WHAT NEEDS TO BE DONE:
Report how many lines of the records contain the word "assets", and give only that number.

::::

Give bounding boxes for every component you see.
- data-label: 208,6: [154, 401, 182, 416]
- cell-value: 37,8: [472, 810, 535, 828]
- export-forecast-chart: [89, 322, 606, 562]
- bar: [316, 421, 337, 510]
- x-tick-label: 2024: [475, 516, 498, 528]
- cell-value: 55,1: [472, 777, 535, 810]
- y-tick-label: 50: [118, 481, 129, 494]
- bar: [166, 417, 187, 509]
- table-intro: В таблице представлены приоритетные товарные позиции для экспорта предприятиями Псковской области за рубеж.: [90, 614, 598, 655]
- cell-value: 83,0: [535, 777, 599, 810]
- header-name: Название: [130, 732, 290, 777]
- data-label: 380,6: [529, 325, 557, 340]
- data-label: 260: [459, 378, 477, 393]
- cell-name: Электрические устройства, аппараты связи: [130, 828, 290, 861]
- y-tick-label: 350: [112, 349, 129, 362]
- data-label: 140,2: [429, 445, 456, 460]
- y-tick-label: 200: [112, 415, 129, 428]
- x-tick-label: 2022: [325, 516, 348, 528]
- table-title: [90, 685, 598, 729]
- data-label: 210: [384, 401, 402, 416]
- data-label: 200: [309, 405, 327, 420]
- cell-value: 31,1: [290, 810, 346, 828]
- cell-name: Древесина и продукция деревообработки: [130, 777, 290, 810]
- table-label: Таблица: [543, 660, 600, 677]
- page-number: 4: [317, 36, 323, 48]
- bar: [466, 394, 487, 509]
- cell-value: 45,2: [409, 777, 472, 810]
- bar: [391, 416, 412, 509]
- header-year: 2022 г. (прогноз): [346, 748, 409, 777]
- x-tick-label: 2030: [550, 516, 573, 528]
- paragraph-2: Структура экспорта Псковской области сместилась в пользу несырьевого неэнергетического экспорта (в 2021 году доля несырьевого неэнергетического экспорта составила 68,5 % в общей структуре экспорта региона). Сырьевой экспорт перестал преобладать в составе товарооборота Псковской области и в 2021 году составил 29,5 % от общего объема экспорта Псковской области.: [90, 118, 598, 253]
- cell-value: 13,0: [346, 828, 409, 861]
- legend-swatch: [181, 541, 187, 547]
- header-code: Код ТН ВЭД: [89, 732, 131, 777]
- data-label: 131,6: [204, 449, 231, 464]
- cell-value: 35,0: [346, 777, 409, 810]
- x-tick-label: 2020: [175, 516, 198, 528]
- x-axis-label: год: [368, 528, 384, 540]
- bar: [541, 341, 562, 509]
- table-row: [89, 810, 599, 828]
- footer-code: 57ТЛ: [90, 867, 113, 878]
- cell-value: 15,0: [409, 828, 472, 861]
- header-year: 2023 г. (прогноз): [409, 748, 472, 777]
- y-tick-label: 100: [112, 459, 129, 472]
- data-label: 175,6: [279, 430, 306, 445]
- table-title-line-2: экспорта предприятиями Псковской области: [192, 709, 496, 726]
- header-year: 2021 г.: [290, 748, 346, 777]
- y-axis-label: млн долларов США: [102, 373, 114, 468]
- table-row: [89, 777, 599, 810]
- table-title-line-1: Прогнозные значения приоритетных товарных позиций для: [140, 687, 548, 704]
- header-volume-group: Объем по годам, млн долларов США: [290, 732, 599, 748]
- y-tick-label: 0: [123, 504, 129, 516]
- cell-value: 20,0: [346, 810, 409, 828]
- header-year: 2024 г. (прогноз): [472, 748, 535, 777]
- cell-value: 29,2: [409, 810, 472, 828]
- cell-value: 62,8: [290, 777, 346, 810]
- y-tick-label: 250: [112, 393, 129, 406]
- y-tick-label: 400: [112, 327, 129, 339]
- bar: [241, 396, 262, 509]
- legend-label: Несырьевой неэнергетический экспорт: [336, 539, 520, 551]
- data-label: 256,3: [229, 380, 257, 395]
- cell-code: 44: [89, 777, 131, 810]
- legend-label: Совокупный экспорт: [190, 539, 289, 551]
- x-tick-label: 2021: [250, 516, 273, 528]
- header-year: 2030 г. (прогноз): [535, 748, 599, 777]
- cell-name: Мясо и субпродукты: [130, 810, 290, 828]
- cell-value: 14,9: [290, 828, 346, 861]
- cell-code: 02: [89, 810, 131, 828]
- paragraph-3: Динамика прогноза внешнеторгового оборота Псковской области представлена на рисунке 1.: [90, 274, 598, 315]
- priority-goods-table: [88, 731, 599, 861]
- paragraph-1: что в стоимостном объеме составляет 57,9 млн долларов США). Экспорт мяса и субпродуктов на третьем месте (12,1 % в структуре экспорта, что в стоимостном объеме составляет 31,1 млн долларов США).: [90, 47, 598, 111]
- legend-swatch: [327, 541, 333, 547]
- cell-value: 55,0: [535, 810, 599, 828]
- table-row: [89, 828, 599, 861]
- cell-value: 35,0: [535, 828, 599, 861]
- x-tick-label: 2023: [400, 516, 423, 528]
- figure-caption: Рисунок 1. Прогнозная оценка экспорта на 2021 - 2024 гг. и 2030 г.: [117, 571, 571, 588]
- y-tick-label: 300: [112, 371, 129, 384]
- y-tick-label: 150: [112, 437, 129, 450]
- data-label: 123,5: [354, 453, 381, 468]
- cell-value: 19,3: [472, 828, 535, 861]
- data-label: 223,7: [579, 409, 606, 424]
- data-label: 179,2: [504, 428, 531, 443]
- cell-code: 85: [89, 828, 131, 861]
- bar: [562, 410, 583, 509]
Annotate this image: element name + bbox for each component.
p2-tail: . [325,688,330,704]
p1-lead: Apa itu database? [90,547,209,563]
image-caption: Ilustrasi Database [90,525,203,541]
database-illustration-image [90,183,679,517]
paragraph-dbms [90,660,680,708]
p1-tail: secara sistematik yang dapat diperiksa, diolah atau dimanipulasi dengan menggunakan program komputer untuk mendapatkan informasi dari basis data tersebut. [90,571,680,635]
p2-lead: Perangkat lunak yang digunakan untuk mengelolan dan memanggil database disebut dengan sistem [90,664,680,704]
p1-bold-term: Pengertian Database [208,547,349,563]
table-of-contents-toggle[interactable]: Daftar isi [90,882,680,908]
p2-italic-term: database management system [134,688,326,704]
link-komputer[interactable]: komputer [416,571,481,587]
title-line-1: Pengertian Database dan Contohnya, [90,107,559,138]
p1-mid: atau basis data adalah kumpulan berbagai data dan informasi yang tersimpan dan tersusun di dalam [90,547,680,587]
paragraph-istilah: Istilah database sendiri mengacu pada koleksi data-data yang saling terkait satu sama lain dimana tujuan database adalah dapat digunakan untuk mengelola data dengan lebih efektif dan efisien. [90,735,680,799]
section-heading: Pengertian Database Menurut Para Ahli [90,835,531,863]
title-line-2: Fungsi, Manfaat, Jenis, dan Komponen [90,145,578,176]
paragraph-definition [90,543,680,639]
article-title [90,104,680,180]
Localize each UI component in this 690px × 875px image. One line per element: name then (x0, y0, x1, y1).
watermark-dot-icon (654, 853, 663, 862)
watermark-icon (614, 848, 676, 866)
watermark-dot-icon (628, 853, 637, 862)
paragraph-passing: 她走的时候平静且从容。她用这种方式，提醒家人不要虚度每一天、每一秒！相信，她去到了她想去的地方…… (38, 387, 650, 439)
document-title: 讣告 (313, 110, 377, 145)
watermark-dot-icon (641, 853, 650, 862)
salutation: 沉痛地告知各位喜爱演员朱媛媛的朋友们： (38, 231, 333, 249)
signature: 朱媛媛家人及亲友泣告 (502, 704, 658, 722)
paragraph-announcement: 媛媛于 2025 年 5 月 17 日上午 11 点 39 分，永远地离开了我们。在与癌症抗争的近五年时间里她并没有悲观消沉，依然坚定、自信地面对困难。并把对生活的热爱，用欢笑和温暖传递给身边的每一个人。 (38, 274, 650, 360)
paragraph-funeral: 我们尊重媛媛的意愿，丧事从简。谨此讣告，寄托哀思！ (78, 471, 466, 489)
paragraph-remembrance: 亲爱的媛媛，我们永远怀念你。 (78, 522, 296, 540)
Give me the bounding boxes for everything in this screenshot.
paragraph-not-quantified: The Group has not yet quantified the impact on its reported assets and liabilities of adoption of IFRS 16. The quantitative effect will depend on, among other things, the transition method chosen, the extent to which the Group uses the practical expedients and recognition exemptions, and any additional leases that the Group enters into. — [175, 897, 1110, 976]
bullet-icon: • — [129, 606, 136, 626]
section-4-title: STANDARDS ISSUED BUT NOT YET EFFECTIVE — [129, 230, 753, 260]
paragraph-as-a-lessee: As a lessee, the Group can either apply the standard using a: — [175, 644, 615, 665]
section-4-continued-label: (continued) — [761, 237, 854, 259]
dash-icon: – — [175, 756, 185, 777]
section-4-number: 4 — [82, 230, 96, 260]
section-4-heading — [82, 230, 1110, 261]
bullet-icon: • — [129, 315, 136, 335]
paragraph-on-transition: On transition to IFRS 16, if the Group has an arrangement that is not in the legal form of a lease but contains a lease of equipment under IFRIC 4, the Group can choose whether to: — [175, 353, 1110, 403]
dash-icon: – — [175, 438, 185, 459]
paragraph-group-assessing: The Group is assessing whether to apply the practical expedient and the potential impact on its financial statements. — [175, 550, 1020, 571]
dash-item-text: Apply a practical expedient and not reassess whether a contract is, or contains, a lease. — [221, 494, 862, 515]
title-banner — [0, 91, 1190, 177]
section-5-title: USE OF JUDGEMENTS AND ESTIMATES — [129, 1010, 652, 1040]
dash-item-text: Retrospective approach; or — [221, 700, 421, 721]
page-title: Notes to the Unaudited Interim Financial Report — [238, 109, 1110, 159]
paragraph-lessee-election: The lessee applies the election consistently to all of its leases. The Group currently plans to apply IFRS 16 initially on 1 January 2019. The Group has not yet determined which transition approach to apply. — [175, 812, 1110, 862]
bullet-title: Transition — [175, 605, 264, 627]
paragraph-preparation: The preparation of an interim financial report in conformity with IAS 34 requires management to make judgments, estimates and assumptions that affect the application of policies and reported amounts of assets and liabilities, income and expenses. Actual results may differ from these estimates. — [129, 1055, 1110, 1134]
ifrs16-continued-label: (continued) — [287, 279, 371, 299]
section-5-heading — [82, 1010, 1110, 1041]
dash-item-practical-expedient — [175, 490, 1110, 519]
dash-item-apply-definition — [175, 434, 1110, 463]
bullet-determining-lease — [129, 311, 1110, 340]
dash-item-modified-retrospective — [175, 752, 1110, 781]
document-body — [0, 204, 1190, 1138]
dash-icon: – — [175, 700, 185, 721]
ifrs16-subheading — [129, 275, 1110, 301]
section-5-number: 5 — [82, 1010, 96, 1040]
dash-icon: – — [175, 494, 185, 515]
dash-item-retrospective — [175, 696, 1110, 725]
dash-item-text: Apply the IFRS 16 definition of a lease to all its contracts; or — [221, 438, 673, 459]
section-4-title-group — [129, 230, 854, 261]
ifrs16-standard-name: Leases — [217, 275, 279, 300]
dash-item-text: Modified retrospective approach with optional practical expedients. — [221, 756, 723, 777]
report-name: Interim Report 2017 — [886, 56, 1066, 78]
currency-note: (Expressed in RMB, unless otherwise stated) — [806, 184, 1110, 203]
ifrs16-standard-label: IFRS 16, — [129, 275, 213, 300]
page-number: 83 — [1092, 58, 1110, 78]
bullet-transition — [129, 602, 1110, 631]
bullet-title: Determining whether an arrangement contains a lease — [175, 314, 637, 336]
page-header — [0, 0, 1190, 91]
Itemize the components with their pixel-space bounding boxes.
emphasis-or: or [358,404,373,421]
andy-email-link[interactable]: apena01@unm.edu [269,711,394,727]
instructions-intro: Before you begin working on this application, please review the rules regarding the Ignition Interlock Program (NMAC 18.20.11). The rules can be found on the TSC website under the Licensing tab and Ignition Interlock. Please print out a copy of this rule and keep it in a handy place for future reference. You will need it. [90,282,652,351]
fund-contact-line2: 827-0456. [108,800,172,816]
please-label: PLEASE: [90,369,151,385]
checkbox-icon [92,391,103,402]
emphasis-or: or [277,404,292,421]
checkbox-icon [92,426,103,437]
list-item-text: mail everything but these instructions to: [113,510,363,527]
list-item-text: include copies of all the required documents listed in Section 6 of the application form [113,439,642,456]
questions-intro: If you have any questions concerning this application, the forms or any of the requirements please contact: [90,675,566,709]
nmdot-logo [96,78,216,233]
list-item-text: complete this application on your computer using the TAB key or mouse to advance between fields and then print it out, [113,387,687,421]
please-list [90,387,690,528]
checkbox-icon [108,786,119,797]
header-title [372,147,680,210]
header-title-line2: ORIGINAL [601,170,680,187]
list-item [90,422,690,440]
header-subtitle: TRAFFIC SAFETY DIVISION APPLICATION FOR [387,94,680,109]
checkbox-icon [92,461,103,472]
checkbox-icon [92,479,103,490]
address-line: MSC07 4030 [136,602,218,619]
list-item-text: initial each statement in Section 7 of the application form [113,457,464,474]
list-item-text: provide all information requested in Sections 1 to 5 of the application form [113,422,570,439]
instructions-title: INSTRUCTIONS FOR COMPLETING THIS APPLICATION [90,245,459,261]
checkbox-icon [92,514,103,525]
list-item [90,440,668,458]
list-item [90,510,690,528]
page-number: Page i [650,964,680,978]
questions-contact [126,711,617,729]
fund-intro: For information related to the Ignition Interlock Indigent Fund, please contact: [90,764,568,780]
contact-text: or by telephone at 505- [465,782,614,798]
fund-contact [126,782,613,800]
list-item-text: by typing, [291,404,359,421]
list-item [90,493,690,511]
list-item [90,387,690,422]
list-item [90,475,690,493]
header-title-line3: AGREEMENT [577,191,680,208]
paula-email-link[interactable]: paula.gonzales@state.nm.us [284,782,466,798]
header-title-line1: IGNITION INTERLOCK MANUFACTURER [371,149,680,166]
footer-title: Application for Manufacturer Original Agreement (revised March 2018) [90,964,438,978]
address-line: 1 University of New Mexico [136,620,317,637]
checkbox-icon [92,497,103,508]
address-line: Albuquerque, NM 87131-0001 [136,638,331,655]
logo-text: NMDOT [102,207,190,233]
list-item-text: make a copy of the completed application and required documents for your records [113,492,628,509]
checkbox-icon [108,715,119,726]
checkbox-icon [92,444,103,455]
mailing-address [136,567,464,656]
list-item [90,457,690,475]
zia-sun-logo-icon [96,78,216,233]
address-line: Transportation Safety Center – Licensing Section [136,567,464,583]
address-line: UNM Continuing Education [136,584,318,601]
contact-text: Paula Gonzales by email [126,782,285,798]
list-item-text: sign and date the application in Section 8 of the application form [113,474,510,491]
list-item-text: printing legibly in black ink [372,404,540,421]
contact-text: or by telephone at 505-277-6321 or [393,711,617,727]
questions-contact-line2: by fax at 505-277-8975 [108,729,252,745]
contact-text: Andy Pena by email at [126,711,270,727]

::::

OUTPUT BELOW:
2